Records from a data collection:
**********

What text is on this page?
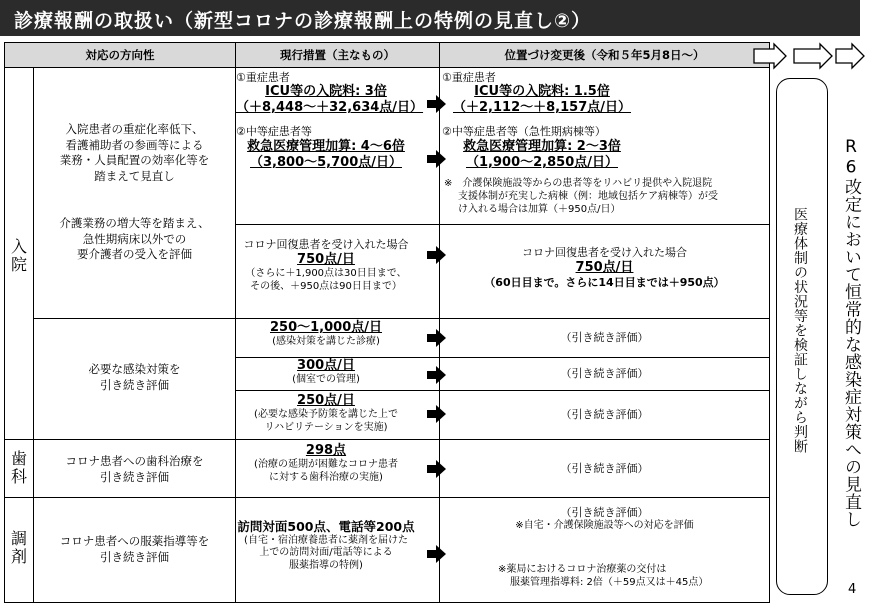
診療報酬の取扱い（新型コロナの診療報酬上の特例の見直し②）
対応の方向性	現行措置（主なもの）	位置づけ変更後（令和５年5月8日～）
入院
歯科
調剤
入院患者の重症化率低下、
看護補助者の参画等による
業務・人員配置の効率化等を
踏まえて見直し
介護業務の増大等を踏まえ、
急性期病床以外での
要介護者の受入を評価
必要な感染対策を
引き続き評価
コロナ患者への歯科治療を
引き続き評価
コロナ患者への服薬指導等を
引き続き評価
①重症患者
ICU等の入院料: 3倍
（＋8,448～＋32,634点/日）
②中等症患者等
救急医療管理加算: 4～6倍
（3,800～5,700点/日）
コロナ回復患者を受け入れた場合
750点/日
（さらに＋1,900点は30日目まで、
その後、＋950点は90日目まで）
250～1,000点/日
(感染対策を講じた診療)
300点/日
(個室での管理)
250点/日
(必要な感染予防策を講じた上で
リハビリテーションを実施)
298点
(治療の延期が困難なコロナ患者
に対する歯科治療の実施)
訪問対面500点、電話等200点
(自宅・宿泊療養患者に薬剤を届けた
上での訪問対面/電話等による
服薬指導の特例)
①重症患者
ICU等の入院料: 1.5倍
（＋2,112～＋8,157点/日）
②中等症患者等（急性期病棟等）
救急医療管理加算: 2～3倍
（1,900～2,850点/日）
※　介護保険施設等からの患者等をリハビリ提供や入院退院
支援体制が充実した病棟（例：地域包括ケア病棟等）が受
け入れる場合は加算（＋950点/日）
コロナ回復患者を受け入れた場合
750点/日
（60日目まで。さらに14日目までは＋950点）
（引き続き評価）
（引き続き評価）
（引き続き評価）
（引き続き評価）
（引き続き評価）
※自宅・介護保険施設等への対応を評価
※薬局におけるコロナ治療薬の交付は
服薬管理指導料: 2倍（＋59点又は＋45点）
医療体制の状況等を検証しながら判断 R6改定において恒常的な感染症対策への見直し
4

**********

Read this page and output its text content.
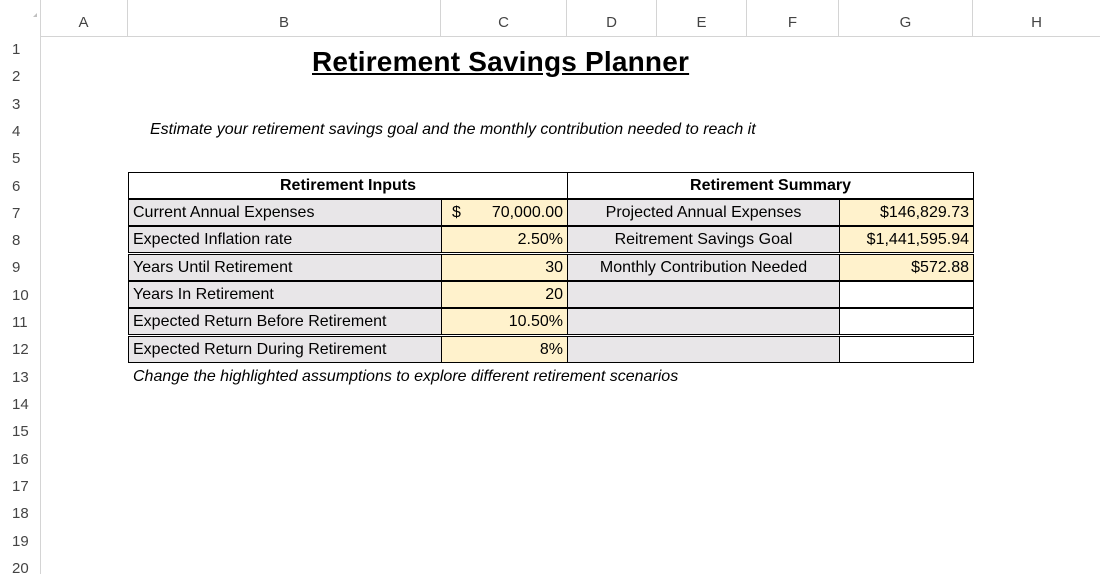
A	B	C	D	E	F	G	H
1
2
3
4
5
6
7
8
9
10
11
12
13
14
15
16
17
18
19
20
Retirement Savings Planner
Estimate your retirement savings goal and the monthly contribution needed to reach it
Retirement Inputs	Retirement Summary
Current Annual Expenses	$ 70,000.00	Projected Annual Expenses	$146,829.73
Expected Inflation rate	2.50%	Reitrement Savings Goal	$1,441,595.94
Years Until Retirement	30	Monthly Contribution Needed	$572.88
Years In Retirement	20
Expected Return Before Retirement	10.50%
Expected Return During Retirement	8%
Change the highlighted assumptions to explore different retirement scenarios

**********

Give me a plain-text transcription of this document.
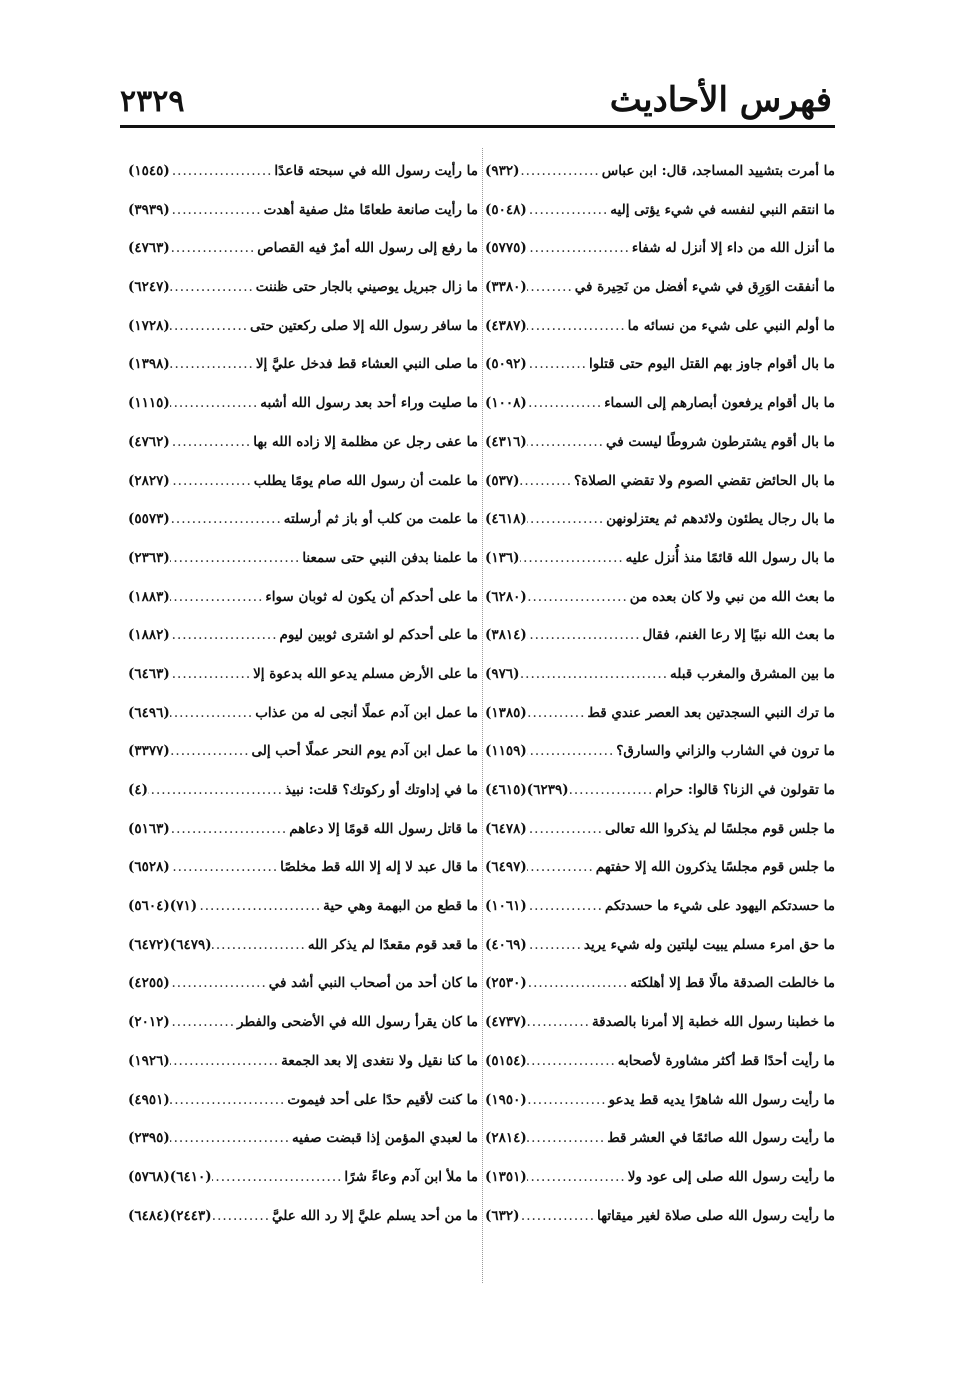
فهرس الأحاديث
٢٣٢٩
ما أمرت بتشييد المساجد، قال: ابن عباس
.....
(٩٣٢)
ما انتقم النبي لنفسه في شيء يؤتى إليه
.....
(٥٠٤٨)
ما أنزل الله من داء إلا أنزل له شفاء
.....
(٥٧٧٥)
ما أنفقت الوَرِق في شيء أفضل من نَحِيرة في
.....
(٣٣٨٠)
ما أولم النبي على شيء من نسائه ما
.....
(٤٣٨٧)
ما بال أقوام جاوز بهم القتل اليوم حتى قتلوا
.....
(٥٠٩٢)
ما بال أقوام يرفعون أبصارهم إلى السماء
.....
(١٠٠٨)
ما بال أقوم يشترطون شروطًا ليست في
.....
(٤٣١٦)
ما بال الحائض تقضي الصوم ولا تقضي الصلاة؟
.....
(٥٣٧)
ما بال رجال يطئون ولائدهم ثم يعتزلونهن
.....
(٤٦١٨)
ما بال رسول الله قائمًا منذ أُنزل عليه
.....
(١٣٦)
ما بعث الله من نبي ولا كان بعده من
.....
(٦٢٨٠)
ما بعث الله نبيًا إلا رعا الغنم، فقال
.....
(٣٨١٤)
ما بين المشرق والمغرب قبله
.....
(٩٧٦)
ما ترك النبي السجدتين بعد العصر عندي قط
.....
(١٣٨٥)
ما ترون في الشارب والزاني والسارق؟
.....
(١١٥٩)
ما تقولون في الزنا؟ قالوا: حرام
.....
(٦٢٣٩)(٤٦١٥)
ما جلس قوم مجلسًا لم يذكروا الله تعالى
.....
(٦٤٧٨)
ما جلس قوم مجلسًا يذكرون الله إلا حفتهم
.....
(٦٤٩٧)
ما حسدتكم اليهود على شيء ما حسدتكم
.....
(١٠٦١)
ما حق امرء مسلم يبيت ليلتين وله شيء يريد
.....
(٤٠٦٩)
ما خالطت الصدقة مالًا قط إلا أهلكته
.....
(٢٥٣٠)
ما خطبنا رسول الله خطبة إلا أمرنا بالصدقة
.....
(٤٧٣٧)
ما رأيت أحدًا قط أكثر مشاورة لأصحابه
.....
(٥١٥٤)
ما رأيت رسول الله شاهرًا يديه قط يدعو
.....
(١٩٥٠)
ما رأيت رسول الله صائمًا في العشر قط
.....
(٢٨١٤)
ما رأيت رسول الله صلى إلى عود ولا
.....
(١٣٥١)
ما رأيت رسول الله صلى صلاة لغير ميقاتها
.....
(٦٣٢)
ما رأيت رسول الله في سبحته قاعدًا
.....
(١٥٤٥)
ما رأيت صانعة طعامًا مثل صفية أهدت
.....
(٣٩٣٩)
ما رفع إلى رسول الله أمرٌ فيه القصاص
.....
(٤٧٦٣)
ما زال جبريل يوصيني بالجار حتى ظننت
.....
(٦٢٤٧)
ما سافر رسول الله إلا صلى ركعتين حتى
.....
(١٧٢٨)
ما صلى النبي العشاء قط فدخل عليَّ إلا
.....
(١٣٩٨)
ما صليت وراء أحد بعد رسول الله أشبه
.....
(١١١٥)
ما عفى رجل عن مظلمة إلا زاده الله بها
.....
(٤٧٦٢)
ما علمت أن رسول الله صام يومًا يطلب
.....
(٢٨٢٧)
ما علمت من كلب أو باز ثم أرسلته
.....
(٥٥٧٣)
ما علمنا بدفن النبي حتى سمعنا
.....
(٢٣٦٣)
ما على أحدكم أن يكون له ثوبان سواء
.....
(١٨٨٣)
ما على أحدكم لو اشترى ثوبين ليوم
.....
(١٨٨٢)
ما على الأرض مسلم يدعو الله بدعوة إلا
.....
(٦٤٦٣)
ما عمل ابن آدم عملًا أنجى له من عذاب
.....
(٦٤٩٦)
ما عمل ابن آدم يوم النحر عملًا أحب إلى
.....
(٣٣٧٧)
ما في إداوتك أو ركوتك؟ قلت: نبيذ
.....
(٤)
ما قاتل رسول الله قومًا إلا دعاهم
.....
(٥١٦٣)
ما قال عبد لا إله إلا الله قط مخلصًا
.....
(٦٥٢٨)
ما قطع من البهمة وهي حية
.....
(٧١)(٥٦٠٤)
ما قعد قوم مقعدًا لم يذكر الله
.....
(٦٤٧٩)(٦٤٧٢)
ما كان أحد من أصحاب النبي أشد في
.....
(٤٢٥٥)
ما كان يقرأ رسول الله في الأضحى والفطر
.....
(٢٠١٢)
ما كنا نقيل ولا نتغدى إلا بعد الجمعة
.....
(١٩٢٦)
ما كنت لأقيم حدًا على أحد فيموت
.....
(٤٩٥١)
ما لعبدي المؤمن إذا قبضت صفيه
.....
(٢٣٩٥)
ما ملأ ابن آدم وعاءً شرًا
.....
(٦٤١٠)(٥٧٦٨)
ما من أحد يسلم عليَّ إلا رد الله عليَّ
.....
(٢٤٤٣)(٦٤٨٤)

**********

Stated exercise: Check each line of the records for the word "علمت" and extract those that contain it.

Answer to this task:
ما علمت أن رسول الله صام يومًا يطلب
ما علمت من كلب أو باز ثم أرسلته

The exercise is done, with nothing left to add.